Collected data entries
_____

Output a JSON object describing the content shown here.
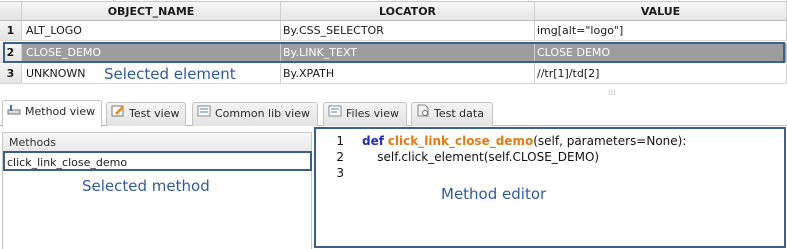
{
  "table": {
    "columns": [
      "OBJECT_NAME",
      "LOCATOR",
      "VALUE"
    ],
    "rows": [
      {
        "num": "1",
        "name": "ALT_LOGO",
        "locator": "By.CSS_SELECTOR",
        "value": "img[alt=\"logo\"]"
      },
      {
        "num": "2",
        "name": "CLOSE_DEMO",
        "locator": "By.LINK_TEXT",
        "value": "CLOSE DEMO"
      },
      {
        "num": "3",
        "name": "UNKNOWN",
        "locator": "By.XPATH",
        "value": "//tr[1]/td[2]"
      }
    ]
  },
  "annotations": {
    "selected_element": "Selected element",
    "selected_method": "Selected method",
    "method_editor": "Method editor"
  },
  "tabs": [
    {
      "label": "Method view",
      "icon": "method-view-icon",
      "active": true
    },
    {
      "label": "Test view",
      "icon": "test-view-icon",
      "active": false
    },
    {
      "label": "Common lib view",
      "icon": "common-lib-icon",
      "active": false
    },
    {
      "label": "Files view",
      "icon": "files-view-icon",
      "active": false
    },
    {
      "label": "Test data",
      "icon": "test-data-icon",
      "active": false
    }
  ],
  "methods": {
    "header": "Methods",
    "items": [
      "click_link_close_demo"
    ]
  },
  "editor": {
    "line_numbers": [
      "1",
      "2",
      "3"
    ],
    "line1": {
      "keyword": "def",
      "function": "click_link_close_demo",
      "rest": "(self, parameters=None):"
    },
    "line2": "    self.click_element(self.CLOSE_DEMO)",
    "line3": ""
  },
  "colors": {
    "selection_row": "#9d9d9d",
    "highlight_border": "#3a5f93",
    "annotation_text": "#2f5aa8",
    "keyword": "#1e2bd0",
    "function_name": "#ea7a10"
  }
}
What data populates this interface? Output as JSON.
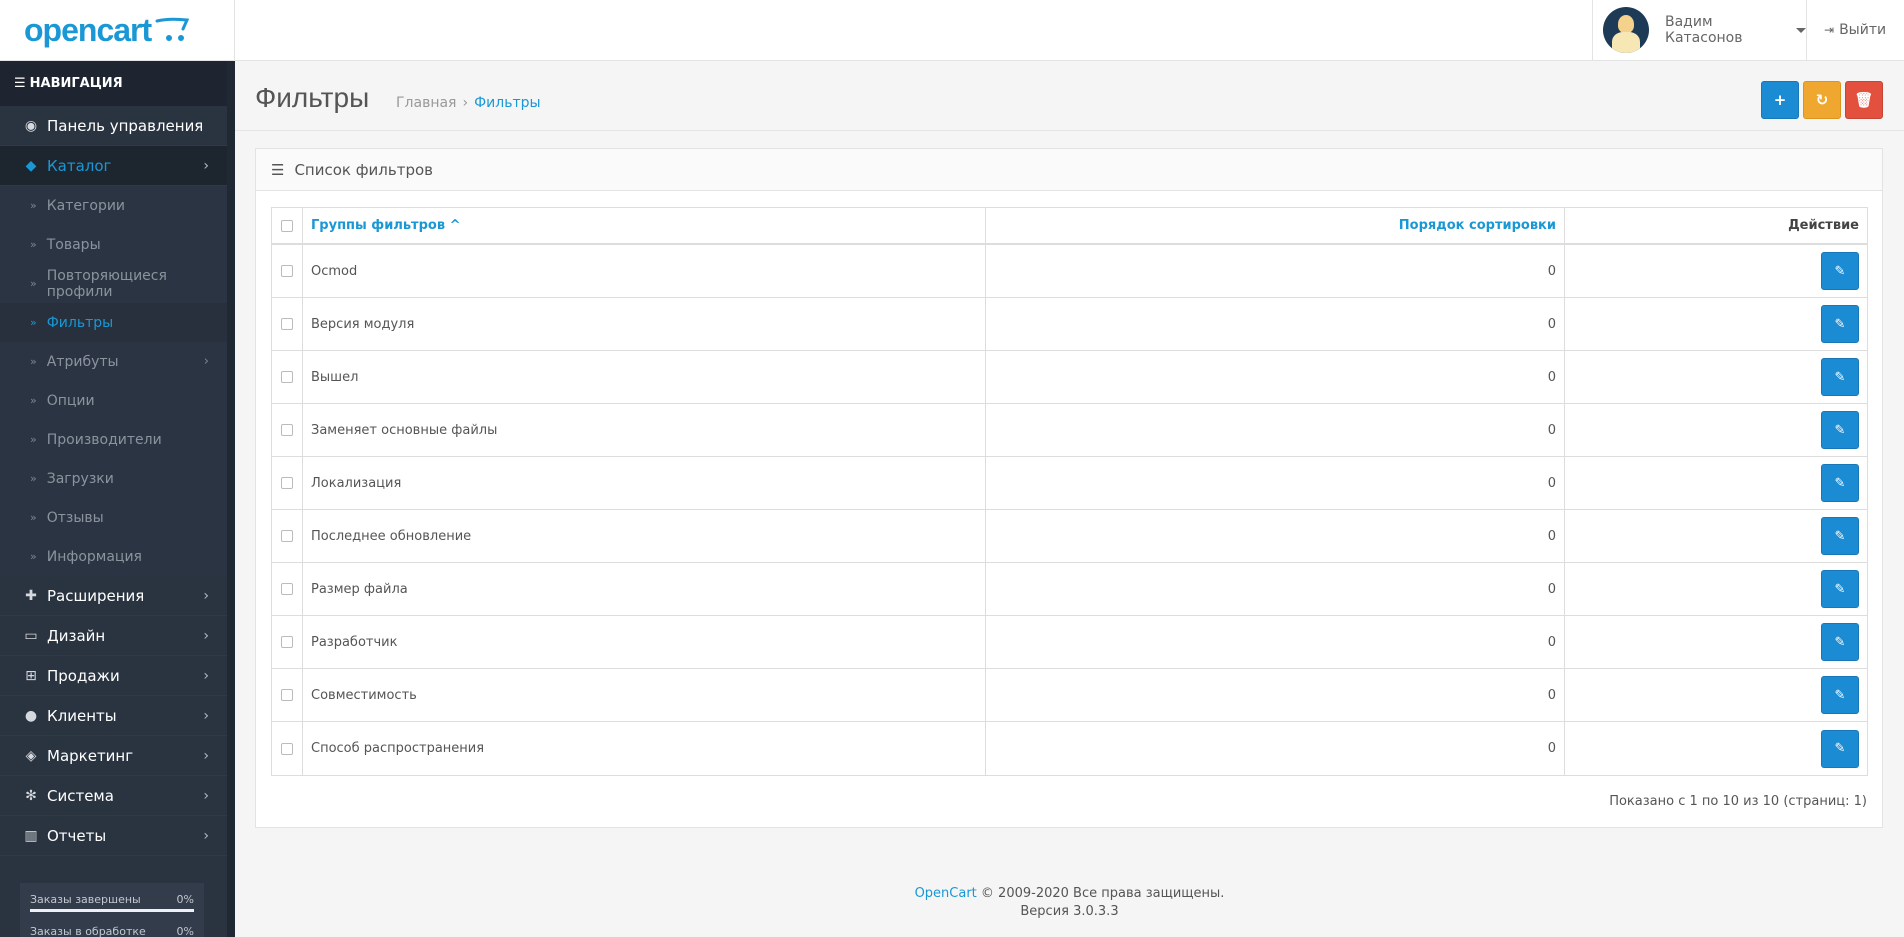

_____

From the entries above, output every line exactly and omit any image.

#### Written response:
Output a JSON object describing the content shown here.
{
  "table": {
    "columns": [
      "OBJECT_NAME",
      "LOCATOR",
      "VALUE"
    ],
    "rows": [
      {
        "num": "1",
        "name": "ALT_LOGO",
        "locator": "By.CSS_SELECTOR",
        "value": "img[alt=\"logo\"]"
      },
      {
        "num": "2",
        "name": "CLOSE_DEMO",
        "locator": "By.LINK_TEXT",
        "value": "CLOSE DEMO"
      },
      {
        "num": "3",
        "name": "UNKNOWN",
        "locator": "By.XPATH",
        "value": "//tr[1]/td[2]"
      }
    ]
  },
  "annotations": {
    "selected_element": "Selected element",
    "selected_method": "Selected method",
    "method_editor": "Method editor"
  },
  "tabs": [
    {
      "label": "Method view",
      "icon": "method-view-icon",
      "active": true
    },
    {
      "label": "Test view",
      "icon": "test-view-icon",
      "active": false
    },
    {
      "label": "Common lib view",
      "icon": "common-lib-icon",
      "active": false
    },
    {
      "label": "Files view",
      "icon": "files-view-icon",
      "active": false
    },
    {
      "label": "Test data",
      "icon": "test-data-icon",
      "active": false
    }
  ],
  "methods": {
    "header": "Methods",
    "items": [
      "click_link_close_demo"
    ]
  },
  "editor": {
    "line_numbers": [
      "1",
      "2",
      "3"
    ],
    "line1": {
      "keyword": "def",
      "function": "click_link_close_demo",
      "rest": "(self, parameters=None):"
    },
    "line2": "    self.click_element(self.CLOSE_DEMO)",
    "line3": ""
  },
  "colors": {
    "selection_row": "#9d9d9d",
    "highlight_border": "#3a5f93",
    "annotation_text": "#2f5aa8",
    "keyword": "#1e2bd0",
    "function_name": "#ea7a10"
  }
}
What data populates this interface? Output as JSON.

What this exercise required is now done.